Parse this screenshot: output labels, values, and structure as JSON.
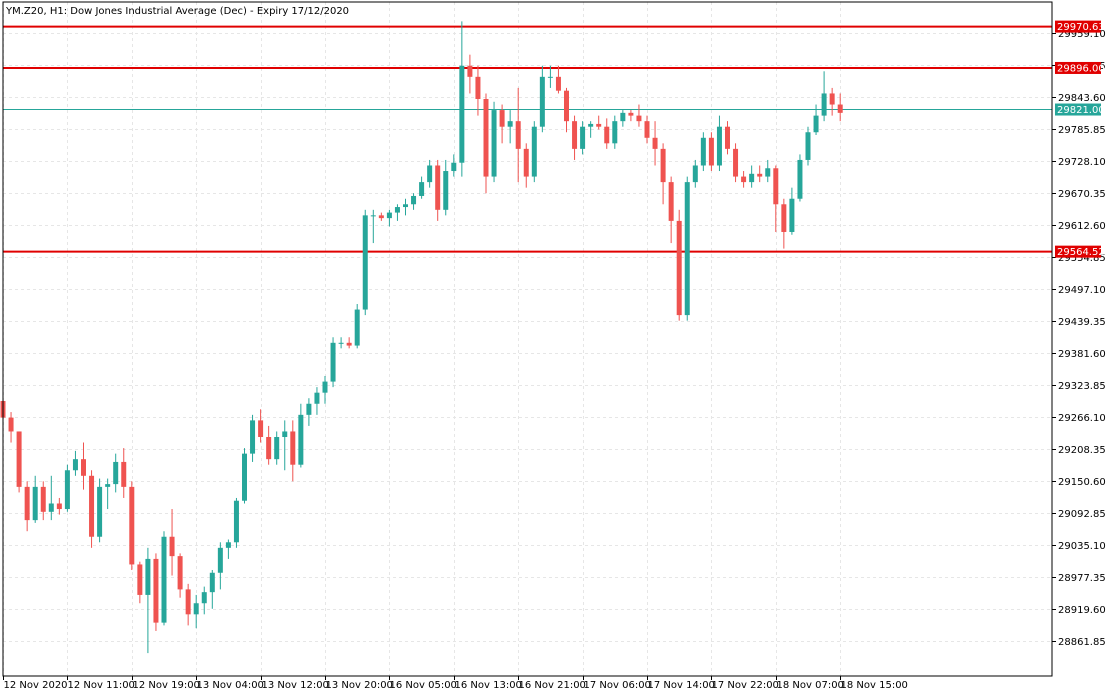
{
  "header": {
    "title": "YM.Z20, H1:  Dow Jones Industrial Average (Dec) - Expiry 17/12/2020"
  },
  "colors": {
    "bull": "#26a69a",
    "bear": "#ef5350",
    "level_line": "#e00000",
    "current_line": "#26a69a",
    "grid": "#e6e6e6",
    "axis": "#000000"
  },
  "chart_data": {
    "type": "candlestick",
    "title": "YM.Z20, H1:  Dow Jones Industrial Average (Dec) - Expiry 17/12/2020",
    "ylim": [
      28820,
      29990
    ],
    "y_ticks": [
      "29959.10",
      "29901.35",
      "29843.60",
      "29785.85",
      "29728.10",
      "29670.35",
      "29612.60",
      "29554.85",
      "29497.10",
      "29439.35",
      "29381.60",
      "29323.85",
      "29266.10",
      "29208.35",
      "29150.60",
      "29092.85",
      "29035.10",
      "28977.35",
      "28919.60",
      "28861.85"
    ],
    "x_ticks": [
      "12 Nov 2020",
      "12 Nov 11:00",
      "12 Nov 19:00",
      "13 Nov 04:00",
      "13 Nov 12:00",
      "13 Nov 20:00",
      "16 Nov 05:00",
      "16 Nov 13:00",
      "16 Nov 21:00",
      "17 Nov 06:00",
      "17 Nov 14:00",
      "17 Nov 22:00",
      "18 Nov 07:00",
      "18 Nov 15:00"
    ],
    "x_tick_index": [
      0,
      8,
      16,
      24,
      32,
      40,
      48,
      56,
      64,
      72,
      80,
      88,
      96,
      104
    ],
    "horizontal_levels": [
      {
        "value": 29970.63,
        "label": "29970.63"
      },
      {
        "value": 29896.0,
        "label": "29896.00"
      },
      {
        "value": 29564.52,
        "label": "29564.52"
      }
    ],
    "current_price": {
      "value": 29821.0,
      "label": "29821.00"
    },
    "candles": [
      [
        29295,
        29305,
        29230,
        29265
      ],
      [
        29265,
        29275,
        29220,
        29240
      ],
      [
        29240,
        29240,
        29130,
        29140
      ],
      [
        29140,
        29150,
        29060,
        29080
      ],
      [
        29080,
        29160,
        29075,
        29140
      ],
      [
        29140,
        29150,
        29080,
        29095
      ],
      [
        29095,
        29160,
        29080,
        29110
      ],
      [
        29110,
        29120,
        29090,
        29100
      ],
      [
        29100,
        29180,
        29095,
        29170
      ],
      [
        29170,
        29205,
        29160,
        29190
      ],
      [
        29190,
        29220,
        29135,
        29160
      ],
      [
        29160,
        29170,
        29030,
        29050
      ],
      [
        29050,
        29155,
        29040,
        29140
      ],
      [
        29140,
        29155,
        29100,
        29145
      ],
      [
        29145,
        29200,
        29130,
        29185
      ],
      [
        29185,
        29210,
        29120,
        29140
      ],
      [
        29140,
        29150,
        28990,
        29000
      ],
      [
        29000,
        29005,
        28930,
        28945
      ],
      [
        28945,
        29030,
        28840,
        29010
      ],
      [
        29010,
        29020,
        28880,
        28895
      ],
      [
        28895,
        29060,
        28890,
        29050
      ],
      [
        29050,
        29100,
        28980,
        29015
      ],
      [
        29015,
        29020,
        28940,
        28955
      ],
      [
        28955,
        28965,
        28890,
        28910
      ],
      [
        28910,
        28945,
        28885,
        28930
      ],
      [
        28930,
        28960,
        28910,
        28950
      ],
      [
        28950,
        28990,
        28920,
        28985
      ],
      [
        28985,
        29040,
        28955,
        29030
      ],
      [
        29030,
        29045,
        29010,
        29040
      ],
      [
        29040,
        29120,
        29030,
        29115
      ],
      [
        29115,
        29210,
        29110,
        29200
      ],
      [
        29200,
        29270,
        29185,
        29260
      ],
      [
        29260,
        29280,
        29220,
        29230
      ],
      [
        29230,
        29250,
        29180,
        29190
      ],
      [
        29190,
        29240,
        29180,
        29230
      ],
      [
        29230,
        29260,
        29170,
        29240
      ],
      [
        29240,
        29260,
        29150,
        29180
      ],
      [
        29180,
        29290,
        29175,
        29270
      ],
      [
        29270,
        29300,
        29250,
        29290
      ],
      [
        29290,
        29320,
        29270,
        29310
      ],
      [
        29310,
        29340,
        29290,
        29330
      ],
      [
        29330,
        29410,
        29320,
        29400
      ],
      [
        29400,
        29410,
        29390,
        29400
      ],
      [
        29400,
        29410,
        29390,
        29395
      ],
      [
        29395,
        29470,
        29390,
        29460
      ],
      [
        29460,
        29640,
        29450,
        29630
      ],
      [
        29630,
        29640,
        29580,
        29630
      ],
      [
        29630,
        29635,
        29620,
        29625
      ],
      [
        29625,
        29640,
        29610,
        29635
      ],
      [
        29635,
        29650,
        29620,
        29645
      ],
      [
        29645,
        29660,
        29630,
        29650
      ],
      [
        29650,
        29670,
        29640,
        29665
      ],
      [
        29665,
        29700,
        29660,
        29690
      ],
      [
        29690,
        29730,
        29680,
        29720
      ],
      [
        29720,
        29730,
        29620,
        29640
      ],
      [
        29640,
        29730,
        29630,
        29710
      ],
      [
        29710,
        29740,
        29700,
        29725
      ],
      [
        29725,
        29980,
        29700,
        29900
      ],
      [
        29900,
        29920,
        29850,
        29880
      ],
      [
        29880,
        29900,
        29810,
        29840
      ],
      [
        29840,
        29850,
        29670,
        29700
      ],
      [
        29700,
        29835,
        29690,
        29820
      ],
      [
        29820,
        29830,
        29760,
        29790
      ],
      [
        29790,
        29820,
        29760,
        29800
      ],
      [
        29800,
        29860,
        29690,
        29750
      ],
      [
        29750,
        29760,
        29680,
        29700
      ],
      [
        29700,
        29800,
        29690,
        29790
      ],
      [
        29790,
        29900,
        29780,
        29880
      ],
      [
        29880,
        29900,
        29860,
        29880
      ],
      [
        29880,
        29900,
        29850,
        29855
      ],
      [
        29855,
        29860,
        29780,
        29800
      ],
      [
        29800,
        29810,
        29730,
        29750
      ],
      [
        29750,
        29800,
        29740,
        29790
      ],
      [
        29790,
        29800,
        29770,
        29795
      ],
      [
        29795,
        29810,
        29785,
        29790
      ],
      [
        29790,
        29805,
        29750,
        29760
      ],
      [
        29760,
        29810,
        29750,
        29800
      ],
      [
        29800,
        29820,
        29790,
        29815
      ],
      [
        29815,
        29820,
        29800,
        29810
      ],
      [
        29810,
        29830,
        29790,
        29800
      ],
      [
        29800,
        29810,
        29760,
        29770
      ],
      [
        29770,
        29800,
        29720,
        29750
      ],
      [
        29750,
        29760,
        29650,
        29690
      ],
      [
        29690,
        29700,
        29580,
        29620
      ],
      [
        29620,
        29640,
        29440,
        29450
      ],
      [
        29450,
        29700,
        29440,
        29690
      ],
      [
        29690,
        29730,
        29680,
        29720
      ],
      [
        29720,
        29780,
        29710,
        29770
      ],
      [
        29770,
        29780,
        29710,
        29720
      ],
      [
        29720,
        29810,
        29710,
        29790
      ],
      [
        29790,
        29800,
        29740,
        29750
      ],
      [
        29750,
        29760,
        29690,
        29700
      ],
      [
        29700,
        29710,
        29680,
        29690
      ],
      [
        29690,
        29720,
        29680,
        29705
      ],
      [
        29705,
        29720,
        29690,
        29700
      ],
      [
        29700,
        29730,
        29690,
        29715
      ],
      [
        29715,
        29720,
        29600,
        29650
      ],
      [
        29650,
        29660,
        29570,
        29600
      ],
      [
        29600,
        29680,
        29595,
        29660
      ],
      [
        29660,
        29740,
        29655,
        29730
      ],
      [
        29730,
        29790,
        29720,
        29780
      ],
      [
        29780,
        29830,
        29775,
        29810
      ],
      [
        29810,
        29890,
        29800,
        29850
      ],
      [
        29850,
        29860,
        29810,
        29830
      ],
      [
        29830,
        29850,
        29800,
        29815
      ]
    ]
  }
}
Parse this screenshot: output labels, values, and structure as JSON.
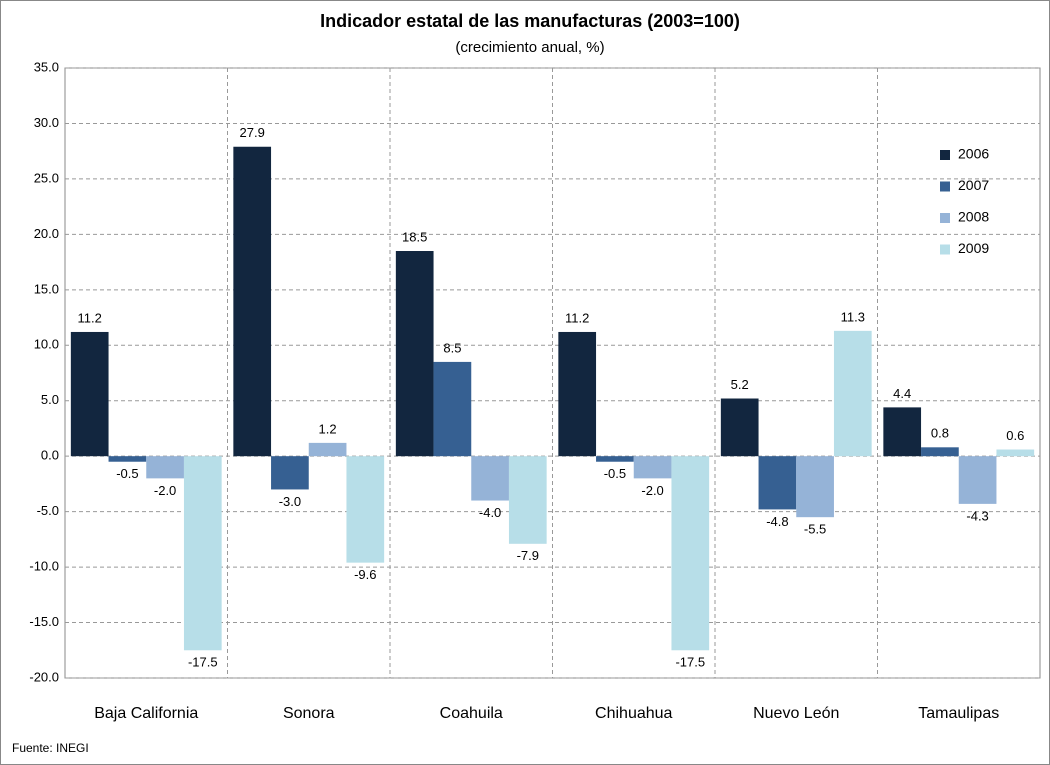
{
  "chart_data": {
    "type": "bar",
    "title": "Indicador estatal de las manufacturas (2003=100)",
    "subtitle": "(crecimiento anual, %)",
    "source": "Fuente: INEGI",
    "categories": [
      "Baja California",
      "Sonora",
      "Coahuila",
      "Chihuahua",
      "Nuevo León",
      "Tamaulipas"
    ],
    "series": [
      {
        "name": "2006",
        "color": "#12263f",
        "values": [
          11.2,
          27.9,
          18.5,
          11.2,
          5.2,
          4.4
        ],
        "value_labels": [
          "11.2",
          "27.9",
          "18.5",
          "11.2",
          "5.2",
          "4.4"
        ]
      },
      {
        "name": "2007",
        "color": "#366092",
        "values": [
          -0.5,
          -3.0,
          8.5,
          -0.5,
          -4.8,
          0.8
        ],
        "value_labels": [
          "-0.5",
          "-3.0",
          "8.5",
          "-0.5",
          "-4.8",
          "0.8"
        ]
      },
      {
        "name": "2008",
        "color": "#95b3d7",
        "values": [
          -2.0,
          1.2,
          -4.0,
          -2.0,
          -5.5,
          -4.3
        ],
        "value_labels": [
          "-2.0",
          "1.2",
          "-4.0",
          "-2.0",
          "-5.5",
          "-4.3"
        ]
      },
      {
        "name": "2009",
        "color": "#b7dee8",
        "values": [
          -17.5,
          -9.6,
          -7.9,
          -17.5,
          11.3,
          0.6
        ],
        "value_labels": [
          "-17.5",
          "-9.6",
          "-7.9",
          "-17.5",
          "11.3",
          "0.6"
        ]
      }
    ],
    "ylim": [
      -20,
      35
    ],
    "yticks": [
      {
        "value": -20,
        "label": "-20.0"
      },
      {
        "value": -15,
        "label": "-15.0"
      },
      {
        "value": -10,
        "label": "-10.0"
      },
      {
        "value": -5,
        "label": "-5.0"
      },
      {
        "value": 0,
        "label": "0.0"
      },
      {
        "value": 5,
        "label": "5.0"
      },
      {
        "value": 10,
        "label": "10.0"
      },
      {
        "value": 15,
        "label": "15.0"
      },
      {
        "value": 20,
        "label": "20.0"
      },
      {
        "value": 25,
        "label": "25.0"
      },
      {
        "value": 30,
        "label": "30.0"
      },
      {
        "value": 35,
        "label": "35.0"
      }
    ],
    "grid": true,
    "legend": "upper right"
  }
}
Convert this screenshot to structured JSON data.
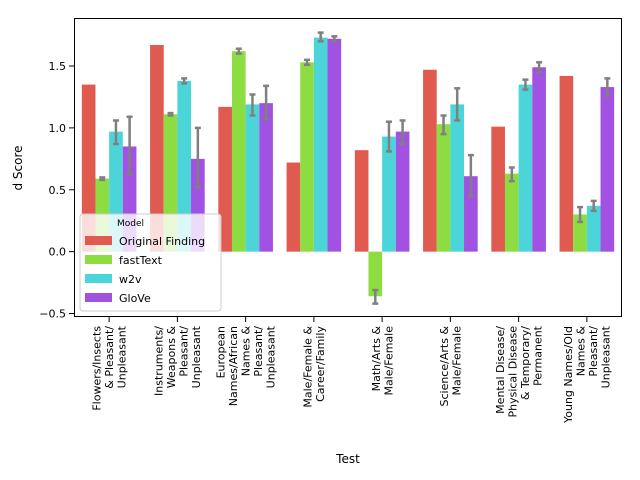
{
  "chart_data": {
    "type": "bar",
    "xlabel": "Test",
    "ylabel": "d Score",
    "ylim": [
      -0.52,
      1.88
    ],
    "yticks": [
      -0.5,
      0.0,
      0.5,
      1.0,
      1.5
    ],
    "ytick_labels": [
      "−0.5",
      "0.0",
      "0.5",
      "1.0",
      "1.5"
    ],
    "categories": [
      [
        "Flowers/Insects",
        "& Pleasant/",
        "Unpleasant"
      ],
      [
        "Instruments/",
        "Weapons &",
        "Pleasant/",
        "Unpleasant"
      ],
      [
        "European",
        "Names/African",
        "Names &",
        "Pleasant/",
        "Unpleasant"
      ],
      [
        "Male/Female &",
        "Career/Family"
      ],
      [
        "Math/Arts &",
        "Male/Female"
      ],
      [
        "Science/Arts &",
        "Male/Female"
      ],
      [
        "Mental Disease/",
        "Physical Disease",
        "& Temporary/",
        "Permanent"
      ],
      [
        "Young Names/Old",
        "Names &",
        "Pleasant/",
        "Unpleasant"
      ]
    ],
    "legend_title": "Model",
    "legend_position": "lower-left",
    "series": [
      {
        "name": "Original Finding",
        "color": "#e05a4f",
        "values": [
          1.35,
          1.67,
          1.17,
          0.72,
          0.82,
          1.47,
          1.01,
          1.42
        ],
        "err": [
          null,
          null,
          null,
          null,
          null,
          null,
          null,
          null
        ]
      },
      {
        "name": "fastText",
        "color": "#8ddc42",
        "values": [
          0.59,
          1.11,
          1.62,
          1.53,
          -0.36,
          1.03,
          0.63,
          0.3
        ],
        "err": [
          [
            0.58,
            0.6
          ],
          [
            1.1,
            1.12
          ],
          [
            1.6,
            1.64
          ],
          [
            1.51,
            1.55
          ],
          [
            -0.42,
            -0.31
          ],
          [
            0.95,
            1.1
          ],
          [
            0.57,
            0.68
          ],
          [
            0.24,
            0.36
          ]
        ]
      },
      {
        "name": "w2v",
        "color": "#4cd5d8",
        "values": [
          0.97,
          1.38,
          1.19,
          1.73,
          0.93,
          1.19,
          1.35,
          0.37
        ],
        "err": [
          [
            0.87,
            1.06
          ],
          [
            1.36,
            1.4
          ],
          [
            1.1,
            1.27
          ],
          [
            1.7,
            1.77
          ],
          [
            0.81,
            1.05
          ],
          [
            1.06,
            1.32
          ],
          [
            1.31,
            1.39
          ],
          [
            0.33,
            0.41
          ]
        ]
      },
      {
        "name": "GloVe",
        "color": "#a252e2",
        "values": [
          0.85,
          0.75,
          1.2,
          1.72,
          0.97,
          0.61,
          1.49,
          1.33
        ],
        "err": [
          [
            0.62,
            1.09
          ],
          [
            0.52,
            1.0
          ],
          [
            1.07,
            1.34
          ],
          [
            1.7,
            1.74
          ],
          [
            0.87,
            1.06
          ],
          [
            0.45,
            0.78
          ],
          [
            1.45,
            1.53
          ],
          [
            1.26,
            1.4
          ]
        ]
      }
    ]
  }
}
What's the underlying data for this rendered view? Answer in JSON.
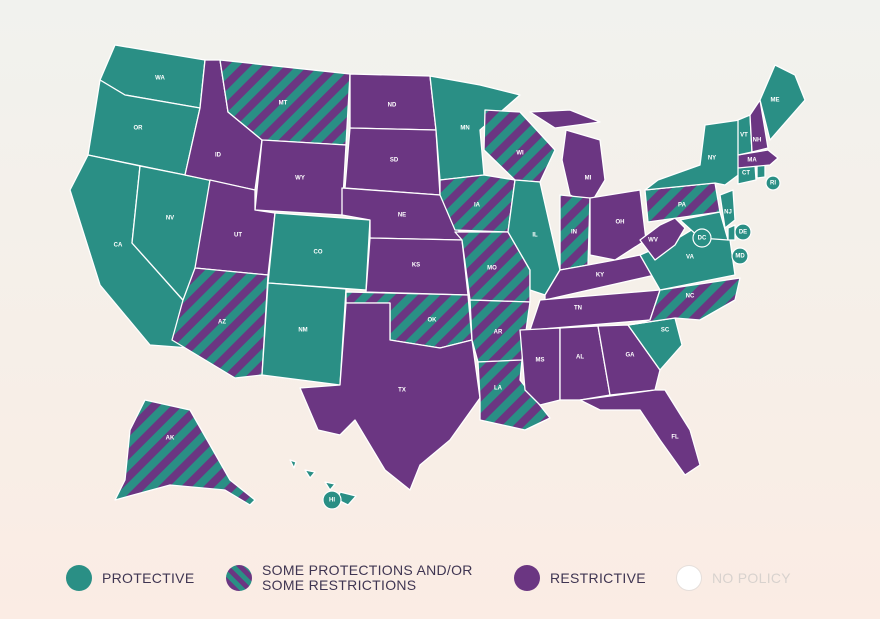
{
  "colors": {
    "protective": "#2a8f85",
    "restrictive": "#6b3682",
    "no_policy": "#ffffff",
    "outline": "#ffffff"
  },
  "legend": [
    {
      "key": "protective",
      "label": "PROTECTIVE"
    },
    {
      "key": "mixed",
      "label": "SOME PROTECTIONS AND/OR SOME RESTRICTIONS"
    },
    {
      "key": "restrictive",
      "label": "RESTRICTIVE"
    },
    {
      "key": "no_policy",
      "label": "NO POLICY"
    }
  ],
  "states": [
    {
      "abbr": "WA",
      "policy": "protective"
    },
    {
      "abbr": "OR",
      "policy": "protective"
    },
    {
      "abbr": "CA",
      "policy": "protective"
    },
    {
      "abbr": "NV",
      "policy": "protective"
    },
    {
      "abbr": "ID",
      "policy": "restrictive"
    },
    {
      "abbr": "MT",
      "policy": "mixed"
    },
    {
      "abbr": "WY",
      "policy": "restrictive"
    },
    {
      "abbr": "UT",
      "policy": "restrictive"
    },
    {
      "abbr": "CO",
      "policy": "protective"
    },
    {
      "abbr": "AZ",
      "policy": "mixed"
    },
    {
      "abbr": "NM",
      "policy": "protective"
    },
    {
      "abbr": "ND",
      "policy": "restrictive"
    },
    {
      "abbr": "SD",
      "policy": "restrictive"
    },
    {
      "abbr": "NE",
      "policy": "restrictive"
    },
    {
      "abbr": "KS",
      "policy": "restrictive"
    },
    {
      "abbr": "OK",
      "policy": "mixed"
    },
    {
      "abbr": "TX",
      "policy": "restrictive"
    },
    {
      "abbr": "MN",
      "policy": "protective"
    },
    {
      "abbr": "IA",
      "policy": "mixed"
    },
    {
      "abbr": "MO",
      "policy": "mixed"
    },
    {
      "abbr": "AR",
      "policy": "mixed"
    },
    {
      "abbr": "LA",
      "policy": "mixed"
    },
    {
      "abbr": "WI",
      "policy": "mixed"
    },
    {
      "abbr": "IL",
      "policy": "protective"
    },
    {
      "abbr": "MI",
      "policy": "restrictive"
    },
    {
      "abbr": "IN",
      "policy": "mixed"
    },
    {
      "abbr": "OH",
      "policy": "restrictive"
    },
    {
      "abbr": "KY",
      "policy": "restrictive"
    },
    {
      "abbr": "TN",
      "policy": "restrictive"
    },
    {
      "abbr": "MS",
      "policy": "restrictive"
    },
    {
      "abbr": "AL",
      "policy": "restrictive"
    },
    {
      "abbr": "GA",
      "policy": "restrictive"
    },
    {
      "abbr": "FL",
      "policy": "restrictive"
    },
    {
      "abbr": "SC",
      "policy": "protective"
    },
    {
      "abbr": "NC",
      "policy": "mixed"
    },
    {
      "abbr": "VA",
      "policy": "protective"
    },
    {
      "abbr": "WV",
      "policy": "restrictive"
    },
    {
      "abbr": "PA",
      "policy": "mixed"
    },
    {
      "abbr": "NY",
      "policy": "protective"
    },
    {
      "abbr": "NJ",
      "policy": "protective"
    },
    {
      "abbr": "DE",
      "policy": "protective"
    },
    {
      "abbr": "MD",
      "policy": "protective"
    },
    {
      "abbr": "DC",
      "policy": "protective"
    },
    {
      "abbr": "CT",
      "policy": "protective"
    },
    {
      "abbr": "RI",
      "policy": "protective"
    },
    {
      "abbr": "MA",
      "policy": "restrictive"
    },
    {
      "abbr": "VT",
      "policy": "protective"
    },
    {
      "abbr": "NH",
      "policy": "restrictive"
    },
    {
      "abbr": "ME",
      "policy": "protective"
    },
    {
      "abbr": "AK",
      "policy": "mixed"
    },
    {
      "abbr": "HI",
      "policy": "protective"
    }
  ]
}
+++
(EXERCISE): Lines holding the word "Jones" in the entries above are the ones to pull out. Copy them all.

(REPLY):
    "title": "YM.Z20, H1:  Dow Jones Industrial Average (Dec) - Expiry 17/12/2020"
    "title": "YM.Z20, H1:  Dow Jones Industrial Average (Dec) - Expiry 17/12/2020",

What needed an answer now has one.